## [Problem statement]
Reproduce each of the items below word for word, but leave out the pictures.

▽

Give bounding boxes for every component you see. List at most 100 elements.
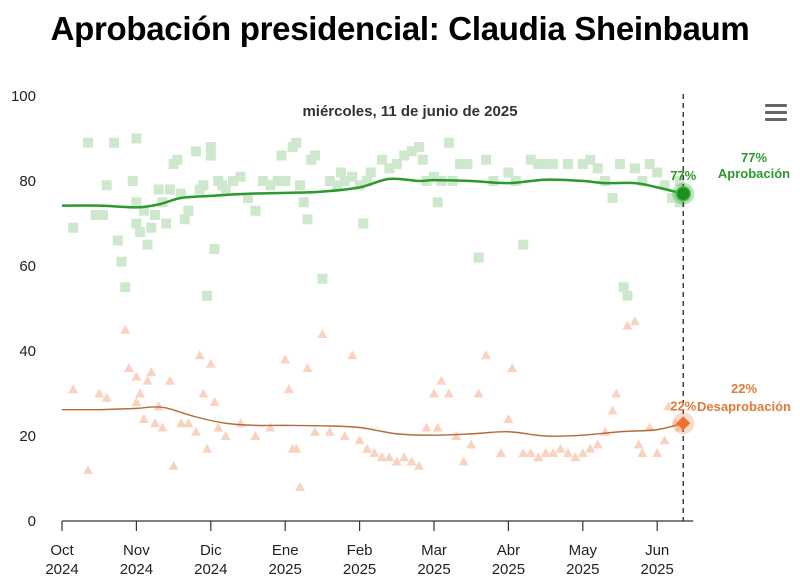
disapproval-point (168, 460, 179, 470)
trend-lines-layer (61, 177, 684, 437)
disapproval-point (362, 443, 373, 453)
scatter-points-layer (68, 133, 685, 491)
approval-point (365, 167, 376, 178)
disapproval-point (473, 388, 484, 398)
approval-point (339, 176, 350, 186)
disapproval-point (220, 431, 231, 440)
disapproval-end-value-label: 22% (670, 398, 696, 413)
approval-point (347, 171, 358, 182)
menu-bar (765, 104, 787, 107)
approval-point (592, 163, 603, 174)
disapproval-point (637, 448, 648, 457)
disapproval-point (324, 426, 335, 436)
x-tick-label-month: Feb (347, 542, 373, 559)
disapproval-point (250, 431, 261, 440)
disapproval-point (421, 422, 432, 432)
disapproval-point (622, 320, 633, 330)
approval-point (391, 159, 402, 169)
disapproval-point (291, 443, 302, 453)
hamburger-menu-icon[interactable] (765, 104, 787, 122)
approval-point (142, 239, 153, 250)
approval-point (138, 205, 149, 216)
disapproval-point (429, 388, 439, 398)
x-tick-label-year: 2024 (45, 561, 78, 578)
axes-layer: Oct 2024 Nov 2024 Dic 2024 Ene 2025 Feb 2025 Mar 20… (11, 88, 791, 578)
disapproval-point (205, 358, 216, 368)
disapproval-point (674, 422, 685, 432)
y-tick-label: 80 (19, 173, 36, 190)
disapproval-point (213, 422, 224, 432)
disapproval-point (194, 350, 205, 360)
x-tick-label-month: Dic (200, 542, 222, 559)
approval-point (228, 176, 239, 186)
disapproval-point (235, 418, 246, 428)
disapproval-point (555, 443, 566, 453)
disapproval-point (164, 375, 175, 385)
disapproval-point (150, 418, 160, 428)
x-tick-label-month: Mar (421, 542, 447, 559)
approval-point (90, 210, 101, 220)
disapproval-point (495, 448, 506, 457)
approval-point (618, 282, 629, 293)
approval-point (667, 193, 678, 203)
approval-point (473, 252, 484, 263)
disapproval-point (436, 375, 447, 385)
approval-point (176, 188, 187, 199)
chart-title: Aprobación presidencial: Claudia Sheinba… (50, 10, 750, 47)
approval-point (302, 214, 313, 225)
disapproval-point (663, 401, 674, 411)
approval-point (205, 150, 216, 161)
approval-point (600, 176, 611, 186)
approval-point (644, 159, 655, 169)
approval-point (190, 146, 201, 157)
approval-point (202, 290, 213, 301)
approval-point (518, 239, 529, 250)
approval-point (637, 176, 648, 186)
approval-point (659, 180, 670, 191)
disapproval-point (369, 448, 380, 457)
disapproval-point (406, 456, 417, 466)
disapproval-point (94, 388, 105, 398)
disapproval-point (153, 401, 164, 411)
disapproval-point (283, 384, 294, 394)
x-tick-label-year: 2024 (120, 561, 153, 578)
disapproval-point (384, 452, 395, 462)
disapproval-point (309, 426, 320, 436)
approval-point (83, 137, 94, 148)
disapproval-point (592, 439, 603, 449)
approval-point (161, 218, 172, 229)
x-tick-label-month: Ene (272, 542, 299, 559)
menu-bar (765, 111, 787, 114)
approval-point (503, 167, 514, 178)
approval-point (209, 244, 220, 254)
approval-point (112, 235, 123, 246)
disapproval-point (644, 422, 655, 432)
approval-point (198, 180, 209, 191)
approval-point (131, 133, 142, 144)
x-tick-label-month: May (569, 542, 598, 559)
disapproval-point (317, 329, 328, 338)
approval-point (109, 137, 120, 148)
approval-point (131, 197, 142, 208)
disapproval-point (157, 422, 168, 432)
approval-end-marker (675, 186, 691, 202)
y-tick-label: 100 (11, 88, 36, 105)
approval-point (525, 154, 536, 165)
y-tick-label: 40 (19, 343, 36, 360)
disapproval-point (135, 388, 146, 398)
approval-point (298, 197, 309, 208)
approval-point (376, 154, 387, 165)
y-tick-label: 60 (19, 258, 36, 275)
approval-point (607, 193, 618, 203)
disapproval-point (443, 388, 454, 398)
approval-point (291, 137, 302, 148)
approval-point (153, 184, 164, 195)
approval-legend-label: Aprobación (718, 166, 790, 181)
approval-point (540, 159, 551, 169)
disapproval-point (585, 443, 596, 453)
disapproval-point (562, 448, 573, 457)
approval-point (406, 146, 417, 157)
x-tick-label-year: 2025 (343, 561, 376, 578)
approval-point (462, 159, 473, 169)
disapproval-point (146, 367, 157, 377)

△

## [Solved problem]
Give bounding boxes for every component you see. List at most 100 elements.
disapproval-point (168, 460, 179, 470)
trend-lines-layer (61, 177, 684, 437)
disapproval-point (362, 443, 373, 453)
scatter-points-layer (68, 133, 685, 491)
approval-point (365, 167, 376, 178)
disapproval-point (473, 388, 484, 398)
approval-point (339, 176, 350, 186)
disapproval-point (220, 431, 231, 440)
disapproval-end-value-label: 22% (670, 398, 696, 413)
approval-point (347, 171, 358, 182)
menu-bar (765, 104, 787, 107)
approval-point (592, 163, 603, 174)
disapproval-point (637, 448, 648, 457)
disapproval-point (324, 426, 335, 436)
x-tick-label-month: Feb (347, 542, 373, 559)
disapproval-point (250, 431, 261, 440)
disapproval-point (421, 422, 432, 432)
disapproval-point (622, 320, 633, 330)
approval-point (391, 159, 402, 169)
disapproval-point (291, 443, 302, 453)
hamburger-menu-icon[interactable] (765, 104, 787, 122)
approval-point (142, 239, 153, 250)
approval-point (138, 205, 149, 216)
disapproval-point (429, 388, 439, 398)
x-tick-label-year: 2024 (45, 561, 78, 578)
axes-layer: Oct 2024 Nov 2024 Dic 2024 Ene 2025 Feb 2025 Mar 20… (11, 88, 791, 578)
disapproval-point (205, 358, 216, 368)
disapproval-point (674, 422, 685, 432)
y-tick-label: 80 (19, 173, 36, 190)
disapproval-point (213, 422, 224, 432)
disapproval-point (194, 350, 205, 360)
x-tick-label-month: Dic (200, 542, 222, 559)
approval-point (228, 176, 239, 186)
disapproval-point (235, 418, 246, 428)
disapproval-point (555, 443, 566, 453)
disapproval-point (164, 375, 175, 385)
disapproval-point (150, 418, 160, 428)
x-tick-label-month: Mar (421, 542, 447, 559)
approval-point (90, 210, 101, 220)
disapproval-point (495, 448, 506, 457)
approval-point (618, 282, 629, 293)
approval-point (667, 193, 678, 203)
approval-point (473, 252, 484, 263)
disapproval-point (436, 375, 447, 385)
approval-point (176, 188, 187, 199)
chart-title: Aprobación presidencial: Claudia Sheinba… (50, 10, 750, 47)
approval-point (302, 214, 313, 225)
disapproval-point (663, 401, 674, 411)
approval-point (205, 150, 216, 161)
approval-point (600, 176, 611, 186)
approval-point (644, 159, 655, 169)
approval-point (190, 146, 201, 157)
approval-point (202, 290, 213, 301)
approval-point (518, 239, 529, 250)
approval-point (637, 176, 648, 186)
approval-point (659, 180, 670, 191)
disapproval-point (369, 448, 380, 457)
disapproval-point (406, 456, 417, 466)
disapproval-point (94, 388, 105, 398)
disapproval-point (153, 401, 164, 411)
disapproval-point (283, 384, 294, 394)
x-tick-label-year: 2024 (120, 561, 153, 578)
disapproval-point (384, 452, 395, 462)
disapproval-point (309, 426, 320, 436)
approval-point (83, 137, 94, 148)
disapproval-point (592, 439, 603, 449)
approval-point (161, 218, 172, 229)
x-tick-label-month: Ene (272, 542, 299, 559)
menu-bar (765, 111, 787, 114)
approval-point (503, 167, 514, 178)
approval-point (209, 244, 220, 254)
approval-point (112, 235, 123, 246)
disapproval-point (644, 422, 655, 432)
approval-point (198, 180, 209, 191)
approval-point (131, 133, 142, 144)
x-tick-label-month: May (569, 542, 598, 559)
disapproval-point (317, 329, 328, 338)
approval-point (109, 137, 120, 148)
approval-point (131, 197, 142, 208)
disapproval-point (157, 422, 168, 432)
approval-end-marker (675, 186, 691, 202)
y-tick-label: 100 (11, 88, 36, 105)
approval-point (525, 154, 536, 165)
y-tick-label: 40 (19, 343, 36, 360)
disapproval-point (135, 388, 146, 398)
approval-point (298, 197, 309, 208)
approval-point (376, 154, 387, 165)
y-tick-label: 60 (19, 258, 36, 275)
approval-point (607, 193, 618, 203)
disapproval-point (443, 388, 454, 398)
approval-point (291, 137, 302, 148)
approval-point (153, 184, 164, 195)
approval-legend-label: Aprobación (718, 166, 790, 181)
approval-point (540, 159, 551, 169)
disapproval-point (585, 443, 596, 453)
disapproval-point (562, 448, 573, 457)
approval-point (406, 146, 417, 157)
x-tick-label-year: 2025 (343, 561, 376, 578)
approval-point (462, 159, 473, 169)
disapproval-point (146, 367, 157, 377)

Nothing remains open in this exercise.